— WHAT IS EXPECTED —
Report only the number of lines in the records that contain the word "survey".

— ITEMS —

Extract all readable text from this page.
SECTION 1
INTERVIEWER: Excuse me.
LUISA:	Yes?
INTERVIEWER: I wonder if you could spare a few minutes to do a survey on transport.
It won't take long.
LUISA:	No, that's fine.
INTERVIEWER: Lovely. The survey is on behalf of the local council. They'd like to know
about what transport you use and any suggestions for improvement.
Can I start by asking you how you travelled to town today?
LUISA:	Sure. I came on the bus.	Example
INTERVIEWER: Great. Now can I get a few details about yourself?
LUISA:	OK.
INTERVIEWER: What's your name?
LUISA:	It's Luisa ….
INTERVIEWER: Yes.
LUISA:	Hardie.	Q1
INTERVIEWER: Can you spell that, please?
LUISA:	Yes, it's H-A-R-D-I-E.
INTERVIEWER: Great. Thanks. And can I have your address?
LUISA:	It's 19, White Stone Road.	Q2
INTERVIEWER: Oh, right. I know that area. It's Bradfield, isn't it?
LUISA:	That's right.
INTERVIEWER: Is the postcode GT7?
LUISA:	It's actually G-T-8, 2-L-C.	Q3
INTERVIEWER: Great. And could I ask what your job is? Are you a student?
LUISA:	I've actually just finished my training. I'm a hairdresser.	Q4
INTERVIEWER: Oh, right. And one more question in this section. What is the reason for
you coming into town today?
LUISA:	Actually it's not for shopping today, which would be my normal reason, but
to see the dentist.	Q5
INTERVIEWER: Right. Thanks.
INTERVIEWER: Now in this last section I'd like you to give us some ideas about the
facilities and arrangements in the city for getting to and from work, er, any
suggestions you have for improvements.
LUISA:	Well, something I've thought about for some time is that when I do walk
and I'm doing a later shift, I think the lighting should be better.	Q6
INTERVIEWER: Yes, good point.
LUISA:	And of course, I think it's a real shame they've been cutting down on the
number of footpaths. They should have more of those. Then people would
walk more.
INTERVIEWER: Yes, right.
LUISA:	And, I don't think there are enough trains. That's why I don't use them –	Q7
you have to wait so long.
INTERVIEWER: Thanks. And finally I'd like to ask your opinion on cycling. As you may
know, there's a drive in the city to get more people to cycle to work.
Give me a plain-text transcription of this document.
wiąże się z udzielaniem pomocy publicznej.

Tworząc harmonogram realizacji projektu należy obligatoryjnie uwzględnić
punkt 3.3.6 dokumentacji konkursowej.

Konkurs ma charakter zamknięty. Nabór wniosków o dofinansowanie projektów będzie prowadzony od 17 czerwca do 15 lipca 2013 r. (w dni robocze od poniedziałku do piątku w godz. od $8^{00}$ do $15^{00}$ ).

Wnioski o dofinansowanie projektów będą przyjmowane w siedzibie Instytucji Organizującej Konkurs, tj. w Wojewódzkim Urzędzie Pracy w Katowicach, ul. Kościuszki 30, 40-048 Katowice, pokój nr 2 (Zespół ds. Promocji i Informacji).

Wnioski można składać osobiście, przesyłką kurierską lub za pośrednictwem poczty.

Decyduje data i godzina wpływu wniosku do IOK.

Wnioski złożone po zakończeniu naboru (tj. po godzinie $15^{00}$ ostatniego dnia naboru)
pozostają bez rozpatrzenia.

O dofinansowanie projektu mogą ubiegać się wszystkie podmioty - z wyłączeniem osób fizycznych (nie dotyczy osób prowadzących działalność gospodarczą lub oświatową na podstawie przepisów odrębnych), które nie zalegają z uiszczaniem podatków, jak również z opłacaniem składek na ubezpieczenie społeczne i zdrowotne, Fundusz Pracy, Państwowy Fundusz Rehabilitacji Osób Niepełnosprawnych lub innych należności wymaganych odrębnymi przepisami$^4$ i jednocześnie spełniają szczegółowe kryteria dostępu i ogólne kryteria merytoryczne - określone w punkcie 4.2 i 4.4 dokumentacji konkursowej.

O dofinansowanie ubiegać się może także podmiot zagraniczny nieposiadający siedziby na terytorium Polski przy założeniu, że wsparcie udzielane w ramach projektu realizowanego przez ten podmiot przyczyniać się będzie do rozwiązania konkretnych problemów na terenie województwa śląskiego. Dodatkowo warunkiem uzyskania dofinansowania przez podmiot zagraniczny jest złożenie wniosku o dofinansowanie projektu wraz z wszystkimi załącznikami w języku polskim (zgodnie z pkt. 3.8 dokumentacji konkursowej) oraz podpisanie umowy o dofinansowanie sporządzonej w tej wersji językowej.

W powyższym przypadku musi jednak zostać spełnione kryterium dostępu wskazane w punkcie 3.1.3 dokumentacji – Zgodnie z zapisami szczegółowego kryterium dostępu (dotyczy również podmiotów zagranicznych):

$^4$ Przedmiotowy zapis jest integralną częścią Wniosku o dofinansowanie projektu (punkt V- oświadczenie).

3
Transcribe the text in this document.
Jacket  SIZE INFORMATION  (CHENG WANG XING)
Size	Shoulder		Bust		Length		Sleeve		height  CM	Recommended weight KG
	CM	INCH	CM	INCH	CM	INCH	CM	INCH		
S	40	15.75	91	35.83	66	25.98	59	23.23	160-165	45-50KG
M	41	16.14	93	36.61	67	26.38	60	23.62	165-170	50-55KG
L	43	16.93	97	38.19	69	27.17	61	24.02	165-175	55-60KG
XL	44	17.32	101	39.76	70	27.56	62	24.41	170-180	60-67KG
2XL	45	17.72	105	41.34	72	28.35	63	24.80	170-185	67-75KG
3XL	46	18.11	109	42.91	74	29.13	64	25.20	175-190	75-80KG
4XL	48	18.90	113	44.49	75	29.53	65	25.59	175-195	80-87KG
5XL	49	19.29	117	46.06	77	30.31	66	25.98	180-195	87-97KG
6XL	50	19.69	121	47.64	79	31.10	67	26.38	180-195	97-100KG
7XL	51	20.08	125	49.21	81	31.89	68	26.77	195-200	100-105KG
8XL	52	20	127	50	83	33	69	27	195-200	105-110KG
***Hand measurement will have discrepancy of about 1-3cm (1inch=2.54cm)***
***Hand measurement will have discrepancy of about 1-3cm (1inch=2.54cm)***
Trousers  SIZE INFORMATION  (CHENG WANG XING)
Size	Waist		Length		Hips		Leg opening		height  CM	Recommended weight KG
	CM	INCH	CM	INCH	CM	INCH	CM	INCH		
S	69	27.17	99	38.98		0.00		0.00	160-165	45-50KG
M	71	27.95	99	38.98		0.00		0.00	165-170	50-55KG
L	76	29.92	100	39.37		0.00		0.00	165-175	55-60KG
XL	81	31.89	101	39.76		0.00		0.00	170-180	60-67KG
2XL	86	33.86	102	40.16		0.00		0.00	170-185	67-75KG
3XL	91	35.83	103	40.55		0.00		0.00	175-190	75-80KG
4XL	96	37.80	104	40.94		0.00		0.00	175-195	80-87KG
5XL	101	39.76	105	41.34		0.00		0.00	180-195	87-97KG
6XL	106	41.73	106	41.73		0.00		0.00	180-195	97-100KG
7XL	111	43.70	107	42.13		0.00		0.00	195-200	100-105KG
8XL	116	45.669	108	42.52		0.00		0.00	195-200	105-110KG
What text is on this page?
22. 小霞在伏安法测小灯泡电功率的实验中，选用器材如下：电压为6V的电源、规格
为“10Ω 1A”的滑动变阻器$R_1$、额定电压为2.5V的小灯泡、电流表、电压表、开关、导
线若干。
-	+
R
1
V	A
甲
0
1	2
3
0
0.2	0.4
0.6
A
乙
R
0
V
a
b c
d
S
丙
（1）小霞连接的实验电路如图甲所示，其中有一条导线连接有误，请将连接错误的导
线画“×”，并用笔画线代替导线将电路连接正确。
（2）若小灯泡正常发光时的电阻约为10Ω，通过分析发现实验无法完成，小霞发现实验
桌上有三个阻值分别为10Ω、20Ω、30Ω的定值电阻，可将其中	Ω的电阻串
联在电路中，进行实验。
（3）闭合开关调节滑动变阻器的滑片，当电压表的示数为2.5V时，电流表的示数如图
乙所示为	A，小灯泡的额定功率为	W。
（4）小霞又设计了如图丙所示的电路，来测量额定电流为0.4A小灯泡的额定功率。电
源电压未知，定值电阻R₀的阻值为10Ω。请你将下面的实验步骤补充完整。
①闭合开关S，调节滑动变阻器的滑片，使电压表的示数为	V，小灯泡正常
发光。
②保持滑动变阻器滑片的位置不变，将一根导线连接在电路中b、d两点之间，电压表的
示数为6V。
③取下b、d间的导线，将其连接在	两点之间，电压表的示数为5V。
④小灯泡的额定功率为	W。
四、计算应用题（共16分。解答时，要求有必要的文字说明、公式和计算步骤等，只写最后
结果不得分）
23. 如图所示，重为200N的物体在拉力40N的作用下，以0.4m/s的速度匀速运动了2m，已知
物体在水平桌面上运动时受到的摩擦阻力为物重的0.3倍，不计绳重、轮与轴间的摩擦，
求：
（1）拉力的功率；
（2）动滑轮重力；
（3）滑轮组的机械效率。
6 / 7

— RESULT OF THIS EXERCISE —
2